— Start of STORED DATA —
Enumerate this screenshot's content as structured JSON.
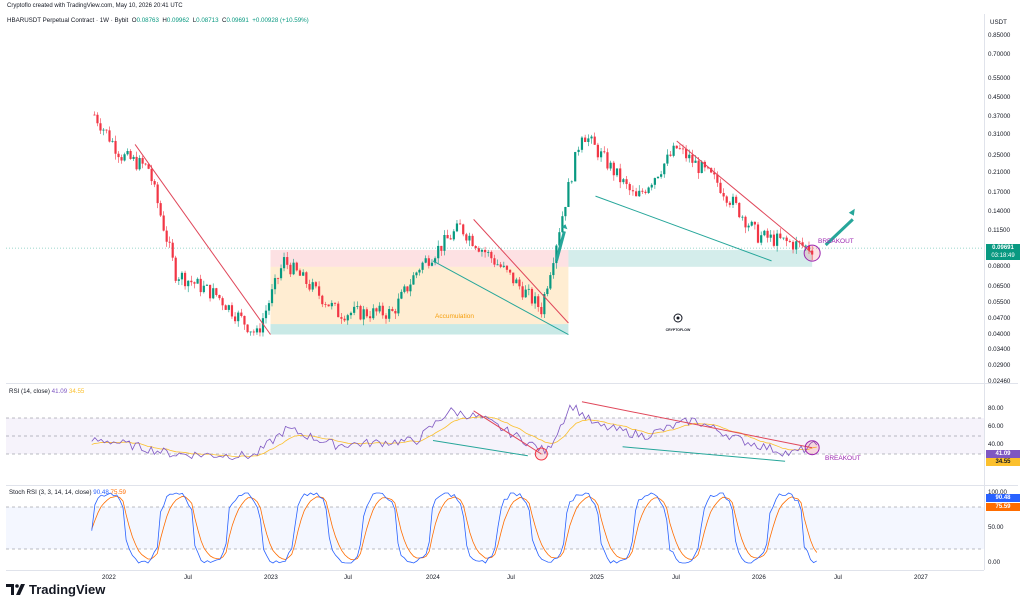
{
  "header": {
    "created_by": "Cryptoflo created with TradingView.com, May 10, 2026 20:41 UTC"
  },
  "symbol": {
    "title": "HBARUSDT Perpetual Contract · 1W · Bybit",
    "open_label": "O",
    "open": "0.08763",
    "high_label": "H",
    "high": "0.09962",
    "low_label": "L",
    "low": "0.08713",
    "close_label": "C",
    "close": "0.09691",
    "change": "+0.00928 (+10.59%)"
  },
  "currency": "USDT",
  "price_axis": [
    "0.85000",
    "0.70000",
    "0.55000",
    "0.45000",
    "0.37000",
    "0.31000",
    "0.25000",
    "0.21000",
    "0.17000",
    "0.14000",
    "0.11500",
    "0.08000",
    "0.06500",
    "0.05500",
    "0.04700",
    "0.04000",
    "0.03400",
    "0.02900",
    "0.02460"
  ],
  "price_tag": {
    "price": "0.09691",
    "countdown": "03:18:49"
  },
  "annotations": {
    "accumulation": "Accumulation",
    "breakout_price": "BREAKOUT",
    "breakout_rsi": "BREAKOUT",
    "watermark": "CRYPTOFLOW"
  },
  "rsi": {
    "label": "RSI (14, close)",
    "value": "41.09",
    "ma": "34.55",
    "axis": [
      "80.00",
      "60.00",
      "40.00",
      "20.00"
    ],
    "tag_value": "41.09",
    "tag_ma": "34.55"
  },
  "stoch": {
    "label": "Stoch RSI (3, 3, 14, 14, close)",
    "k": "90.48",
    "d": "75.59",
    "axis": [
      "100.00",
      "50.00",
      "0.00"
    ],
    "tag_k": "90.48",
    "tag_d": "75.59"
  },
  "time_axis": [
    "2022",
    "Jul",
    "2023",
    "Jul",
    "2024",
    "Jul",
    "2025",
    "Jul",
    "2026",
    "Jul",
    "2027"
  ],
  "brand": "TradingView",
  "colors": {
    "up": "#089981",
    "down": "#f23645",
    "rsi_line": "#7e57c2",
    "rsi_ma": "#fbc02d",
    "stoch_k": "#2962ff",
    "stoch_d": "#ff6d00",
    "trendline_red": "#e0475a",
    "trendline_green": "#26a69a",
    "accent": "#9c27b0"
  },
  "chart_data": [
    {
      "type": "candlestick",
      "title": "HBARUSDT Perpetual Contract · 1W · Bybit",
      "scale": "log",
      "ylim": [
        0.0246,
        0.85
      ],
      "x_labels": [
        "2022",
        "Jul",
        "2023",
        "Jul",
        "2024",
        "Jul",
        "2025",
        "Jul",
        "2026",
        "Jul",
        "2027"
      ],
      "approx_closes": [
        {
          "t": "2021-12",
          "price": 0.38
        },
        {
          "t": "2022-02",
          "price": 0.25
        },
        {
          "t": "2022-04",
          "price": 0.22
        },
        {
          "t": "2022-06",
          "price": 0.075
        },
        {
          "t": "2022-09",
          "price": 0.06
        },
        {
          "t": "2022-12",
          "price": 0.04
        },
        {
          "t": "2023-02",
          "price": 0.085
        },
        {
          "t": "2023-06",
          "price": 0.05
        },
        {
          "t": "2023-10",
          "price": 0.05
        },
        {
          "t": "2023-12",
          "price": 0.08
        },
        {
          "t": "2024-03",
          "price": 0.12
        },
        {
          "t": "2024-06",
          "price": 0.08
        },
        {
          "t": "2024-09",
          "price": 0.052
        },
        {
          "t": "2024-11",
          "price": 0.18
        },
        {
          "t": "2024-12",
          "price": 0.32
        },
        {
          "t": "2025-04",
          "price": 0.16
        },
        {
          "t": "2025-07",
          "price": 0.27
        },
        {
          "t": "2025-10",
          "price": 0.19
        },
        {
          "t": "2026-01",
          "price": 0.11
        },
        {
          "t": "2026-05",
          "price": 0.09691
        }
      ]
    },
    {
      "type": "line",
      "title": "RSI (14, close)",
      "ylim": [
        0,
        100
      ],
      "series": [
        {
          "name": "RSI",
          "last": 41.09
        },
        {
          "name": "RSI MA",
          "last": 34.55
        }
      ]
    },
    {
      "type": "line",
      "title": "Stoch RSI (3, 3, 14, 14, close)",
      "ylim": [
        0,
        100
      ],
      "series": [
        {
          "name": "K",
          "last": 90.48
        },
        {
          "name": "D",
          "last": 75.59
        }
      ]
    }
  ]
}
— End of STORED DATA —
» REQUEST
Write out every entry again word for word, without any of the pictures.

» COMPLETE RESPONSE
Enumerate this screenshot's content as structured JSON.
{
  "header": {
    "created_by": "Cryptoflo created with TradingView.com, May 10, 2026 20:41 UTC"
  },
  "symbol": {
    "title": "HBARUSDT Perpetual Contract · 1W · Bybit",
    "open_label": "O",
    "open": "0.08763",
    "high_label": "H",
    "high": "0.09962",
    "low_label": "L",
    "low": "0.08713",
    "close_label": "C",
    "close": "0.09691",
    "change": "+0.00928 (+10.59%)"
  },
  "currency": "USDT",
  "price_axis": [
    "0.85000",
    "0.70000",
    "0.55000",
    "0.45000",
    "0.37000",
    "0.31000",
    "0.25000",
    "0.21000",
    "0.17000",
    "0.14000",
    "0.11500",
    "0.08000",
    "0.06500",
    "0.05500",
    "0.04700",
    "0.04000",
    "0.03400",
    "0.02900",
    "0.02460"
  ],
  "price_tag": {
    "price": "0.09691",
    "countdown": "03:18:49"
  },
  "annotations": {
    "accumulation": "Accumulation",
    "breakout_price": "BREAKOUT",
    "breakout_rsi": "BREAKOUT",
    "watermark": "CRYPTOFLOW"
  },
  "rsi": {
    "label": "RSI (14, close)",
    "value": "41.09",
    "ma": "34.55",
    "axis": [
      "80.00",
      "60.00",
      "40.00",
      "20.00"
    ],
    "tag_value": "41.09",
    "tag_ma": "34.55"
  },
  "stoch": {
    "label": "Stoch RSI (3, 3, 14, 14, close)",
    "k": "90.48",
    "d": "75.59",
    "axis": [
      "100.00",
      "50.00",
      "0.00"
    ],
    "tag_k": "90.48",
    "tag_d": "75.59"
  },
  "time_axis": [
    "2022",
    "Jul",
    "2023",
    "Jul",
    "2024",
    "Jul",
    "2025",
    "Jul",
    "2026",
    "Jul",
    "2027"
  ],
  "brand": "TradingView",
  "colors": {
    "up": "#089981",
    "down": "#f23645",
    "rsi_line": "#7e57c2",
    "rsi_ma": "#fbc02d",
    "stoch_k": "#2962ff",
    "stoch_d": "#ff6d00",
    "trendline_red": "#e0475a",
    "trendline_green": "#26a69a",
    "accent": "#9c27b0"
  },
  "chart_data": [
    {
      "type": "candlestick",
      "title": "HBARUSDT Perpetual Contract · 1W · Bybit",
      "scale": "log",
      "ylim": [
        0.0246,
        0.85
      ],
      "x_labels": [
        "2022",
        "Jul",
        "2023",
        "Jul",
        "2024",
        "Jul",
        "2025",
        "Jul",
        "2026",
        "Jul",
        "2027"
      ],
      "approx_closes": [
        {
          "t": "2021-12",
          "price": 0.38
        },
        {
          "t": "2022-02",
          "price": 0.25
        },
        {
          "t": "2022-04",
          "price": 0.22
        },
        {
          "t": "2022-06",
          "price": 0.075
        },
        {
          "t": "2022-09",
          "price": 0.06
        },
        {
          "t": "2022-12",
          "price": 0.04
        },
        {
          "t": "2023-02",
          "price": 0.085
        },
        {
          "t": "2023-06",
          "price": 0.05
        },
        {
          "t": "2023-10",
          "price": 0.05
        },
        {
          "t": "2023-12",
          "price": 0.08
        },
        {
          "t": "2024-03",
          "price": 0.12
        },
        {
          "t": "2024-06",
          "price": 0.08
        },
        {
          "t": "2024-09",
          "price": 0.052
        },
        {
          "t": "2024-11",
          "price": 0.18
        },
        {
          "t": "2024-12",
          "price": 0.32
        },
        {
          "t": "2025-04",
          "price": 0.16
        },
        {
          "t": "2025-07",
          "price": 0.27
        },
        {
          "t": "2025-10",
          "price": 0.19
        },
        {
          "t": "2026-01",
          "price": 0.11
        },
        {
          "t": "2026-05",
          "price": 0.09691
        }
      ]
    },
    {
      "type": "line",
      "title": "RSI (14, close)",
      "ylim": [
        0,
        100
      ],
      "series": [
        {
          "name": "RSI",
          "last": 41.09
        },
        {
          "name": "RSI MA",
          "last": 34.55
        }
      ]
    },
    {
      "type": "line",
      "title": "Stoch RSI (3, 3, 14, 14, close)",
      "ylim": [
        0,
        100
      ],
      "series": [
        {
          "name": "K",
          "last": 90.48
        },
        {
          "name": "D",
          "last": 75.59
        }
      ]
    }
  ]
}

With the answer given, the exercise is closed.